● **WRITTEN EXERCISE**: What is the number of lines holding the word "eldri"? Write that number and nothing else.

● **DATA SHOWN**:
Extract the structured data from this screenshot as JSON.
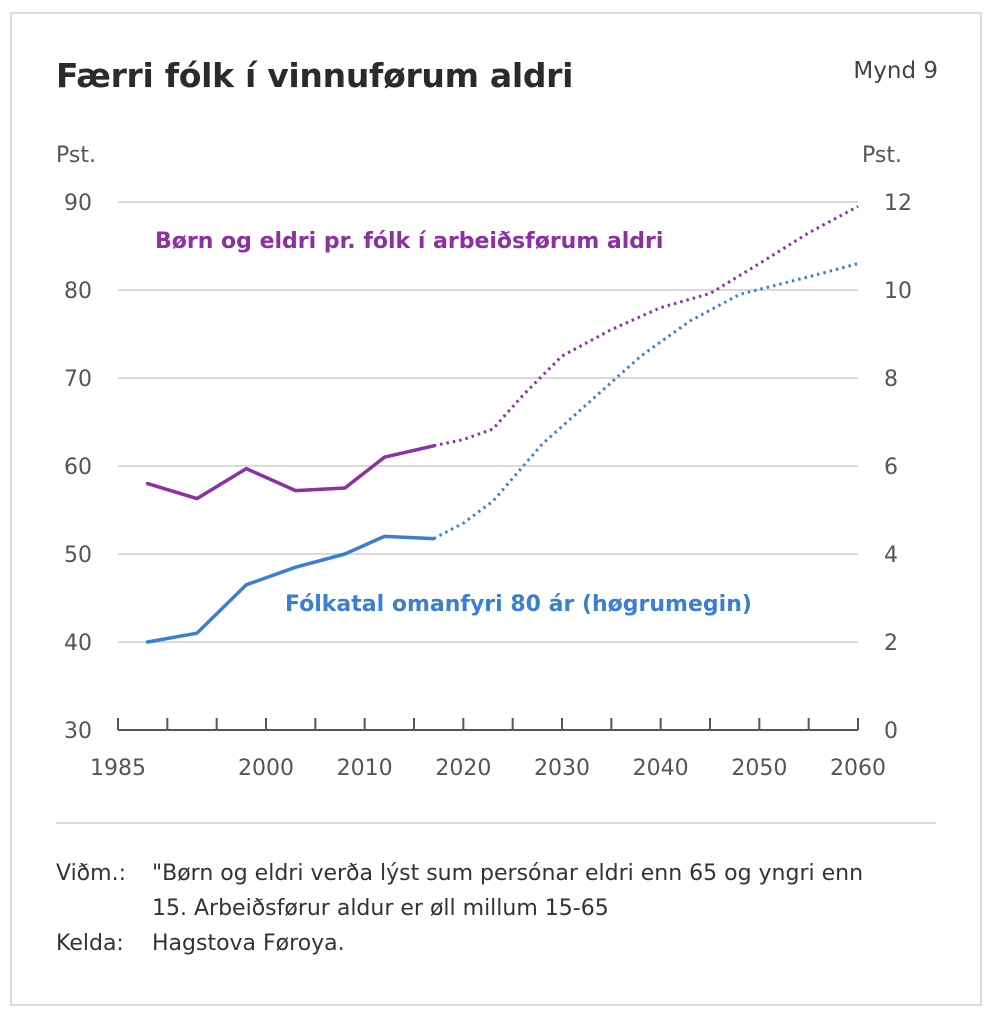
{
  "figure_label": "Mynd 9",
  "notes": {
    "note_label": "Viðm.:",
    "note_text": "\"Børn og eldri verða lýst sum persónar eldri enn 65 og yngri enn 15. Arbeiðsførur aldur er øll millum 15-65",
    "source_label": "Kelda:",
    "source_text": "Hagstova Føroya."
  },
  "chart_data": {
    "type": "line",
    "title": "Færri fólk í vinnuførum aldri",
    "left_axis": {
      "unit_label": "Pst.",
      "ylim": [
        30,
        90
      ],
      "ticks": [
        "90",
        "80",
        "70",
        "60",
        "50",
        "40",
        "30"
      ]
    },
    "right_axis": {
      "unit_label": "Pst.",
      "ylim": [
        0,
        12
      ],
      "ticks": [
        "12",
        "10",
        "8",
        "6",
        "4",
        "2",
        "0"
      ]
    },
    "x_ticks": [
      "1985",
      "2000",
      "2010",
      "2020",
      "2030",
      "2040",
      "2050",
      "2060"
    ],
    "x_range": [
      1985,
      2060
    ],
    "grid": true,
    "series": [
      {
        "name": "Børn og eldri pr. fólk í arbeiðsførum aldri",
        "axis": "left",
        "color": "#8e2fa3",
        "x": [
          1988,
          1993,
          1998,
          2003,
          2008,
          2012,
          2017,
          2020,
          2023,
          2026,
          2030,
          2035,
          2040,
          2045,
          2050,
          2055,
          2060
        ],
        "y": [
          58,
          56.3,
          59.7,
          57.2,
          57.5,
          61,
          62.3,
          63,
          64.2,
          68,
          72.5,
          75.5,
          78,
          79.6,
          83,
          86.5,
          89.5
        ],
        "solid_until": 2017
      },
      {
        "name": "Fólkatal omanfyri 80 ár (høgrumegin)",
        "axis": "right",
        "color": "#3a80d2",
        "x": [
          1988,
          1993,
          1998,
          2003,
          2008,
          2012,
          2017,
          2020,
          2023,
          2028,
          2033,
          2038,
          2043,
          2048,
          2055,
          2060
        ],
        "y": [
          2.0,
          2.2,
          3.3,
          3.7,
          4.0,
          4.4,
          4.35,
          4.7,
          5.2,
          6.5,
          7.5,
          8.5,
          9.3,
          9.9,
          10.3,
          10.6
        ],
        "solid_until": 2017
      }
    ]
  }
}
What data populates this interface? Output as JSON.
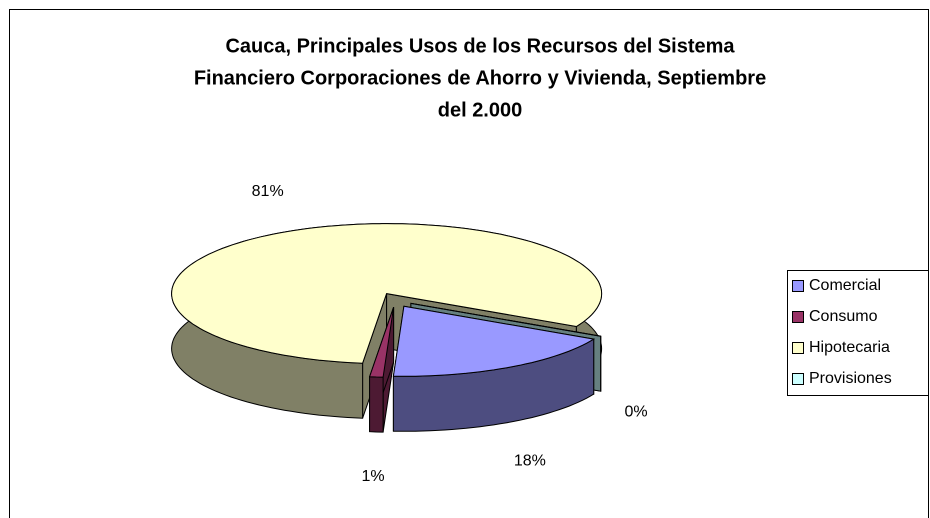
{
  "chart_data": {
    "type": "pie3d",
    "title": [
      "Cauca, Principales Usos de los Recursos del Sistema",
      "Financiero Corporaciones de Ahorro y Vivienda, Septiembre",
      "del 2.000"
    ],
    "categories": [
      "Comercial",
      "Consumo",
      "Hipotecaria",
      "Provisiones"
    ],
    "values": [
      18,
      1,
      81,
      0
    ],
    "value_labels": [
      "18%",
      "1%",
      "81%",
      "0%"
    ],
    "colors": [
      "#9999FF",
      "#993366",
      "#FFFFCC",
      "#CCFFFF"
    ],
    "legend": "right"
  }
}
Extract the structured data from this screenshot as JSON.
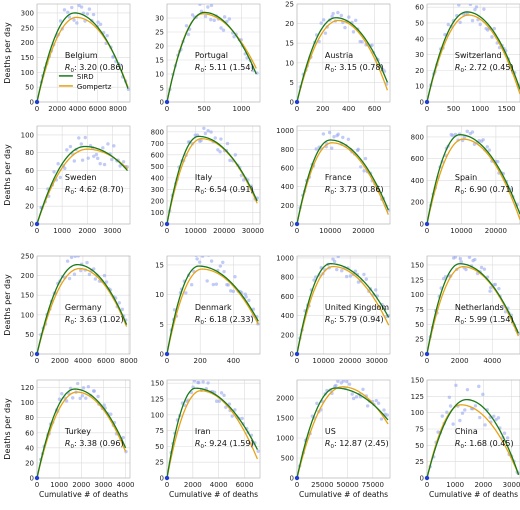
{
  "figure": {
    "ylabel": "Deaths per day",
    "xlabel": "Cumulative # of deaths",
    "legend": [
      "SIRD",
      "Gompertz"
    ],
    "r0_prefix": "R",
    "r0_sub": "0",
    "colors": {
      "sird": "#1a7a1a",
      "gompertz": "#e8a317",
      "points": "#9aa6f2",
      "origin": "#1f3fd0",
      "grid": "#dcdcdc",
      "axis": "#555555"
    }
  },
  "chart_data": [
    {
      "type": "scatter",
      "title": "Belgium",
      "r0": ": 3.20 (0.86)",
      "xlim": [
        0,
        9200
      ],
      "ylim": [
        0,
        330
      ],
      "xticks": [
        0,
        2000,
        4000,
        6000,
        8000
      ],
      "yticks": [
        0,
        50,
        100,
        150,
        200,
        250,
        300
      ],
      "xtick_labels": [
        "0",
        "2000",
        "4000",
        "6000",
        "8000"
      ],
      "ytick_labels": [
        "0",
        "50",
        "100",
        "150",
        "200",
        "250",
        "300"
      ],
      "sird_peak": [
        3700,
        300
      ],
      "gomp_peak": [
        3900,
        285
      ],
      "x_end": 9000,
      "y_end_sird": 45,
      "y_end_gomp": 50,
      "noise": 0.12,
      "legend": true
    },
    {
      "type": "scatter",
      "title": "Portugal",
      "r0": ": 5.11 (1.54)",
      "xlim": [
        0,
        1250
      ],
      "ylim": [
        0,
        35
      ],
      "xticks": [
        0,
        500,
        1000
      ],
      "yticks": [
        0,
        5,
        10,
        15,
        20,
        25,
        30
      ],
      "xtick_labels": [
        "0",
        "500",
        "1000"
      ],
      "ytick_labels": [
        "0",
        "5",
        "10",
        "15",
        "20",
        "25",
        "30"
      ],
      "sird_peak": [
        500,
        32
      ],
      "gomp_peak": [
        480,
        31.5
      ],
      "x_end": 1200,
      "y_end_sird": 10,
      "y_end_gomp": 12,
      "noise": 0.1,
      "legend": false
    },
    {
      "type": "scatter",
      "title": "Austria",
      "r0": ": 3.15 (0.78)",
      "xlim": [
        0,
        720
      ],
      "ylim": [
        0,
        25
      ],
      "xticks": [
        0,
        200,
        400,
        600
      ],
      "yticks": [
        0,
        5,
        10,
        15,
        20,
        25
      ],
      "xtick_labels": [
        "0",
        "200",
        "400",
        "600"
      ],
      "ytick_labels": [
        "0",
        "5",
        "10",
        "15",
        "20",
        "25"
      ],
      "sird_peak": [
        300,
        21.5
      ],
      "gomp_peak": [
        320,
        20.8
      ],
      "x_end": 700,
      "y_end_sird": 5,
      "y_end_gomp": 3,
      "noise": 0.12,
      "legend": false
    },
    {
      "type": "scatter",
      "title": "Switzerland",
      "r0": ": 2.72 (0.45)",
      "xlim": [
        0,
        1750
      ],
      "ylim": [
        0,
        62
      ],
      "xticks": [
        0,
        500,
        1000,
        1500
      ],
      "yticks": [
        0,
        10,
        20,
        30,
        40,
        50,
        60
      ],
      "xtick_labels": [
        "0",
        "500",
        "1000",
        "1500"
      ],
      "ytick_labels": [
        "0",
        "10",
        "20",
        "30",
        "40",
        "50",
        "60"
      ],
      "sird_peak": [
        750,
        57
      ],
      "gomp_peak": [
        780,
        55
      ],
      "x_end": 1750,
      "y_end_sird": 8,
      "y_end_gomp": 5,
      "noise": 0.12,
      "legend": false
    },
    {
      "type": "scatter",
      "title": "Sweden",
      "r0": ": 4.62 (8.70)",
      "xlim": [
        0,
        3700
      ],
      "ylim": [
        0,
        110
      ],
      "xticks": [
        0,
        1000,
        2000,
        3000
      ],
      "yticks": [
        0,
        20,
        40,
        60,
        80,
        100
      ],
      "xtick_labels": [
        "0",
        "1000",
        "2000",
        "3000"
      ],
      "ytick_labels": [
        "0",
        "20",
        "40",
        "60",
        "80",
        "100"
      ],
      "sird_peak": [
        1900,
        87
      ],
      "gomp_peak": [
        2000,
        84
      ],
      "x_end": 3600,
      "y_end_sird": 60,
      "y_end_gomp": 62,
      "noise": 0.2,
      "legend": false
    },
    {
      "type": "scatter",
      "title": "Italy",
      "r0": ": 6.54 (0.91)",
      "xlim": [
        0,
        32500
      ],
      "ylim": [
        0,
        850
      ],
      "xticks": [
        0,
        10000,
        20000,
        30000
      ],
      "yticks": [
        0,
        100,
        200,
        300,
        400,
        500,
        600,
        700,
        800
      ],
      "xtick_labels": [
        "0",
        "10000",
        "20000",
        "30000"
      ],
      "ytick_labels": [
        "0",
        "100",
        "200",
        "300",
        "400",
        "500",
        "600",
        "700",
        "800"
      ],
      "sird_peak": [
        11000,
        760
      ],
      "gomp_peak": [
        12000,
        740
      ],
      "x_end": 31500,
      "y_end_sird": 200,
      "y_end_gomp": 180,
      "noise": 0.1,
      "legend": false
    },
    {
      "type": "scatter",
      "title": "France",
      "r0": ": 3.73 (0.86)",
      "xlim": [
        0,
        28000
      ],
      "ylim": [
        0,
        1050
      ],
      "xticks": [
        0,
        10000,
        20000
      ],
      "yticks": [
        0,
        200,
        400,
        600,
        800,
        1000
      ],
      "xtick_labels": [
        "0",
        "10000",
        "20000"
      ],
      "ytick_labels": [
        "0",
        "200",
        "400",
        "600",
        "800",
        "1000"
      ],
      "sird_peak": [
        10000,
        900
      ],
      "gomp_peak": [
        10500,
        870
      ],
      "x_end": 27500,
      "y_end_sird": 150,
      "y_end_gomp": 100,
      "noise": 0.12,
      "legend": false
    },
    {
      "type": "scatter",
      "title": "Spain",
      "r0": ": 6.90 (0.71)",
      "xlim": [
        0,
        27000
      ],
      "ylim": [
        0,
        900
      ],
      "xticks": [
        0,
        10000,
        20000
      ],
      "yticks": [
        0,
        200,
        400,
        600,
        800
      ],
      "xtick_labels": [
        "0",
        "10000",
        "20000"
      ],
      "ytick_labels": [
        "0",
        "200",
        "400",
        "600",
        "800"
      ],
      "sird_peak": [
        9500,
        820
      ],
      "gomp_peak": [
        10500,
        780
      ],
      "x_end": 27000,
      "y_end_sird": 90,
      "y_end_gomp": 40,
      "noise": 0.08,
      "legend": false
    },
    {
      "type": "scatter",
      "title": "Germany",
      "r0": ": 3.63 (1.02)",
      "xlim": [
        0,
        8100
      ],
      "ylim": [
        0,
        250
      ],
      "xticks": [
        0,
        2000,
        4000,
        6000,
        8000
      ],
      "yticks": [
        0,
        50,
        100,
        150,
        200,
        250
      ],
      "xtick_labels": [
        "0",
        "2000",
        "4000",
        "6000",
        "8000"
      ],
      "ytick_labels": [
        "0",
        "50",
        "100",
        "150",
        "200",
        "250"
      ],
      "sird_peak": [
        3500,
        228
      ],
      "gomp_peak": [
        3700,
        218
      ],
      "x_end": 7800,
      "y_end_sird": 75,
      "y_end_gomp": 70,
      "noise": 0.12,
      "legend": false
    },
    {
      "type": "scatter",
      "title": "Denmark",
      "r0": ": 6.18 (2.33)",
      "xlim": [
        0,
        560
      ],
      "ylim": [
        0,
        16.5
      ],
      "xticks": [
        0,
        200,
        400
      ],
      "yticks": [
        0,
        5,
        10,
        15
      ],
      "xtick_labels": [
        "0",
        "200",
        "400"
      ],
      "ytick_labels": [
        "0",
        "5",
        "10",
        "15"
      ],
      "sird_peak": [
        190,
        14.8
      ],
      "gomp_peak": [
        210,
        14.3
      ],
      "x_end": 550,
      "y_end_sird": 5.5,
      "y_end_gomp": 5,
      "noise": 0.2,
      "legend": false
    },
    {
      "type": "scatter",
      "title": "United Kingdom",
      "r0": ": 5.79 (0.94)",
      "xlim": [
        0,
        35000
      ],
      "ylim": [
        0,
        1020
      ],
      "xticks": [
        0,
        10000,
        20000,
        30000
      ],
      "yticks": [
        0,
        200,
        400,
        600,
        800,
        1000
      ],
      "xtick_labels": [
        "0",
        "10000",
        "20000",
        "30000"
      ],
      "ytick_labels": [
        "0",
        "200",
        "400",
        "600",
        "800",
        "1000"
      ],
      "sird_peak": [
        12500,
        940
      ],
      "gomp_peak": [
        13500,
        910
      ],
      "x_end": 34500,
      "y_end_sird": 380,
      "y_end_gomp": 300,
      "noise": 0.1,
      "legend": false
    },
    {
      "type": "scatter",
      "title": "Netherlands",
      "r0": ": 5.99 (1.54)",
      "xlim": [
        0,
        5700
      ],
      "ylim": [
        0,
        165
      ],
      "xticks": [
        0,
        2000,
        4000
      ],
      "yticks": [
        0,
        25,
        50,
        75,
        100,
        125,
        150
      ],
      "xtick_labels": [
        "0",
        "2000",
        "4000"
      ],
      "ytick_labels": [
        "0",
        "25",
        "50",
        "75",
        "100",
        "125",
        "150"
      ],
      "sird_peak": [
        2000,
        152
      ],
      "gomp_peak": [
        2200,
        147
      ],
      "x_end": 5600,
      "y_end_sird": 35,
      "y_end_gomp": 30,
      "noise": 0.12,
      "legend": false
    },
    {
      "type": "scatter",
      "title": "Turkey",
      "r0": ": 3.38 (0.96)",
      "xlim": [
        0,
        4200
      ],
      "ylim": [
        0,
        130
      ],
      "xticks": [
        0,
        1000,
        2000,
        3000,
        4000
      ],
      "yticks": [
        0,
        20,
        40,
        60,
        80,
        100,
        120
      ],
      "xtick_labels": [
        "0",
        "1000",
        "2000",
        "3000",
        "4000"
      ],
      "ytick_labels": [
        "0",
        "20",
        "40",
        "60",
        "80",
        "100",
        "120"
      ],
      "sird_peak": [
        1700,
        118
      ],
      "gomp_peak": [
        1800,
        114
      ],
      "x_end": 4000,
      "y_end_sird": 40,
      "y_end_gomp": 35,
      "noise": 0.1,
      "legend": false
    },
    {
      "type": "scatter",
      "title": "Iran",
      "r0": ": 9.24 (1.59)",
      "xlim": [
        0,
        7200
      ],
      "ylim": [
        0,
        155
      ],
      "xticks": [
        0,
        2000,
        4000,
        6000
      ],
      "yticks": [
        0,
        25,
        50,
        75,
        100,
        125,
        150
      ],
      "xtick_labels": [
        "0",
        "2000",
        "4000",
        "6000"
      ],
      "ytick_labels": [
        "0",
        "25",
        "50",
        "75",
        "100",
        "125",
        "150"
      ],
      "sird_peak": [
        2200,
        142
      ],
      "gomp_peak": [
        2600,
        138
      ],
      "x_end": 7000,
      "y_end_sird": 45,
      "y_end_gomp": 30,
      "noise": 0.1,
      "legend": false
    },
    {
      "type": "scatter",
      "title": "US",
      "r0": ": 12.87 (2.45)",
      "xlim": [
        0,
        92000
      ],
      "ylim": [
        0,
        2450
      ],
      "xticks": [
        0,
        25000,
        50000,
        75000
      ],
      "yticks": [
        0,
        500,
        1000,
        1500,
        2000
      ],
      "xtick_labels": [
        "0",
        "25000",
        "50000",
        "75000"
      ],
      "ytick_labels": [
        "0",
        "500",
        "1000",
        "1500",
        "2000"
      ],
      "sird_peak": [
        38000,
        2250
      ],
      "gomp_peak": [
        45000,
        2280
      ],
      "x_end": 90000,
      "y_end_sird": 1450,
      "y_end_gomp": 1350,
      "noise": 0.1,
      "legend": false
    },
    {
      "type": "scatter",
      "title": "China",
      "r0": ": 1.68 (0.45)",
      "xlim": [
        0,
        3300
      ],
      "ylim": [
        0,
        150
      ],
      "xticks": [
        0,
        1000,
        2000,
        3000
      ],
      "yticks": [
        0,
        25,
        50,
        75,
        100,
        125,
        150
      ],
      "xtick_labels": [
        "0",
        "1000",
        "2000",
        "3000"
      ],
      "ytick_labels": [
        "0",
        "25",
        "50",
        "75",
        "100",
        "125",
        "150"
      ],
      "sird_peak": [
        1400,
        120
      ],
      "gomp_peak": [
        1200,
        112
      ],
      "x_end": 3250,
      "y_end_sird": 5,
      "y_end_gomp": 5,
      "noise": 0.3,
      "legend": false
    }
  ]
}
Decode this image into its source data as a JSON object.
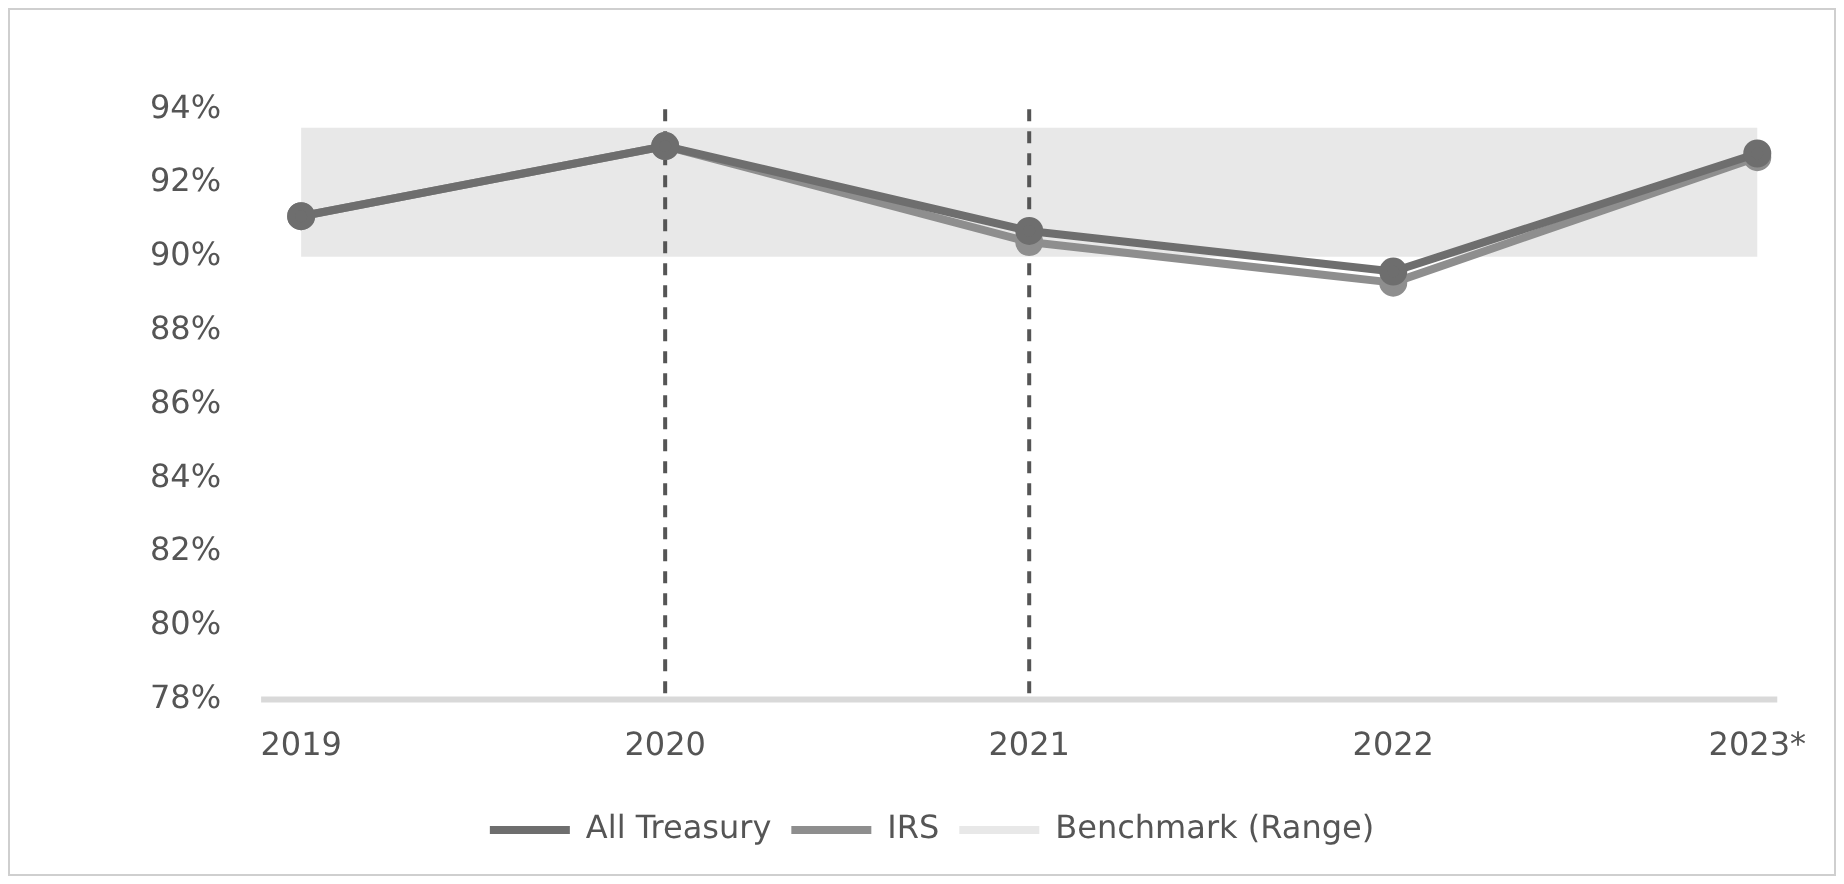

● **ANSWER BELOW**: 2